» **Task goal**: Every entry below should be transcribed exactly; pictures stay out of the copy.

Records from a data source
---*---

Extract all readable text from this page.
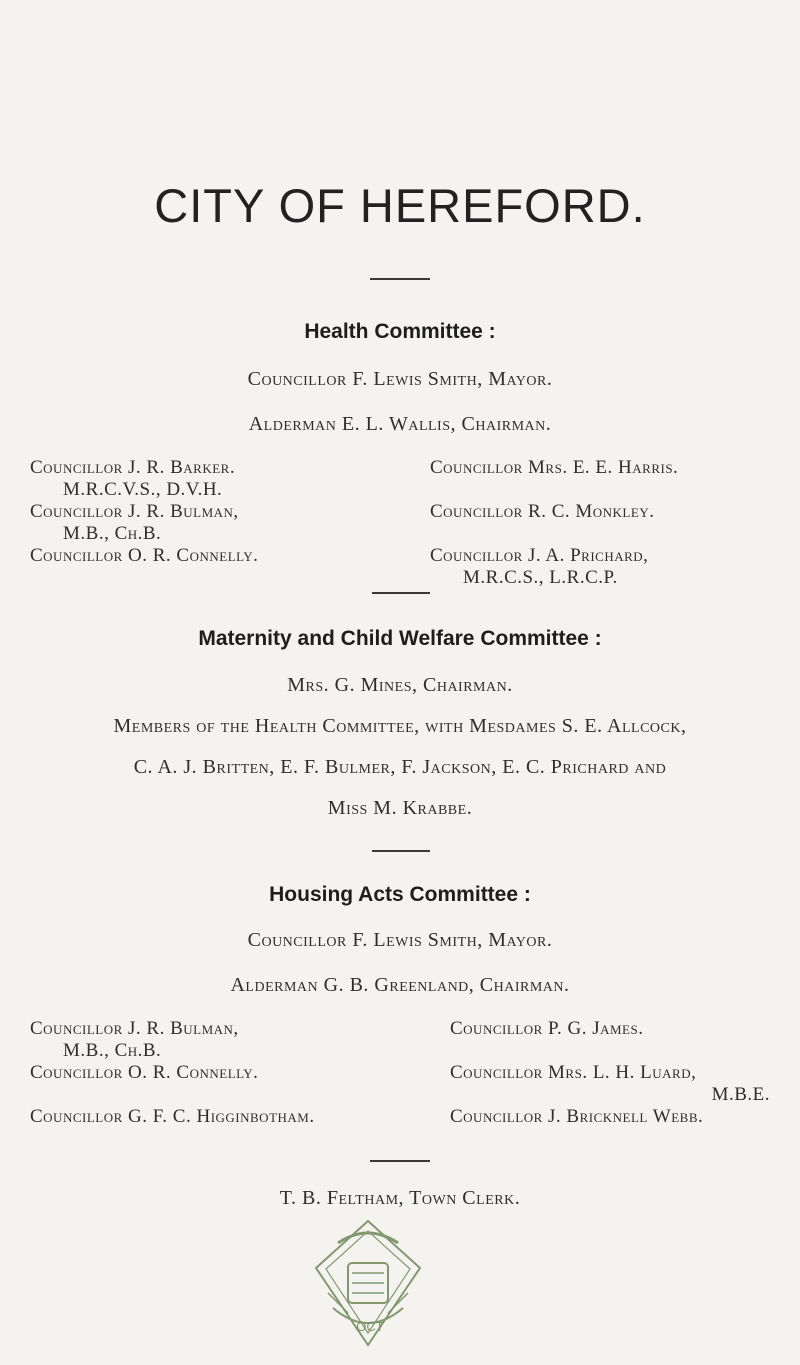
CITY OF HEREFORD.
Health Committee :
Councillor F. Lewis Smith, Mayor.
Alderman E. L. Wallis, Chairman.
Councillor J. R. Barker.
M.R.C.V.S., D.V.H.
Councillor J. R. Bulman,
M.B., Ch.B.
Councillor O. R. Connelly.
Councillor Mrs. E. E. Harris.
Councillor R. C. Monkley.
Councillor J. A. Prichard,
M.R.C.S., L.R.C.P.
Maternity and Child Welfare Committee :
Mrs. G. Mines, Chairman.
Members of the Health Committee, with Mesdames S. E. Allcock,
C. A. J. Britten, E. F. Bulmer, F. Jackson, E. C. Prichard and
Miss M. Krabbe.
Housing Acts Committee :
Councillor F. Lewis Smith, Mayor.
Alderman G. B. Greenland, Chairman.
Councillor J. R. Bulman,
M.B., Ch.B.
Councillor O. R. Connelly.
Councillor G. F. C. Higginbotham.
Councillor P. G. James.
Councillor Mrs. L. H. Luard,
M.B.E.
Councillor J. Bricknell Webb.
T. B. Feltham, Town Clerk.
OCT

---*---

» **Written reply**:
Extract all readable text from this page.
CITY OF HEREFORD.
Health Committee :
Councillor F. Lewis Smith, Mayor.
Alderman E. L. Wallis, Chairman.
Councillor J. R. Barker.
M.R.C.V.S., D.V.H.
Councillor J. R. Bulman,
M.B., Ch.B.
Councillor O. R. Connelly.
Councillor Mrs. E. E. Harris.
Councillor R. C. Monkley.
Councillor J. A. Prichard,
M.R.C.S., L.R.C.P.
Maternity and Child Welfare Committee :
Mrs. G. Mines, Chairman.
Members of the Health Committee, with Mesdames S. E. Allcock,
C. A. J. Britten, E. F. Bulmer, F. Jackson, E. C. Prichard and
Miss M. Krabbe.
Housing Acts Committee :
Councillor F. Lewis Smith, Mayor.
Alderman G. B. Greenland, Chairman.
Councillor J. R. Bulman,
M.B., Ch.B.
Councillor O. R. Connelly.
Councillor G. F. C. Higginbotham.
Councillor P. G. James.
Councillor Mrs. L. H. Luard,
M.B.E.
Councillor J. Bricknell Webb.
T. B. Feltham, Town Clerk.
OCT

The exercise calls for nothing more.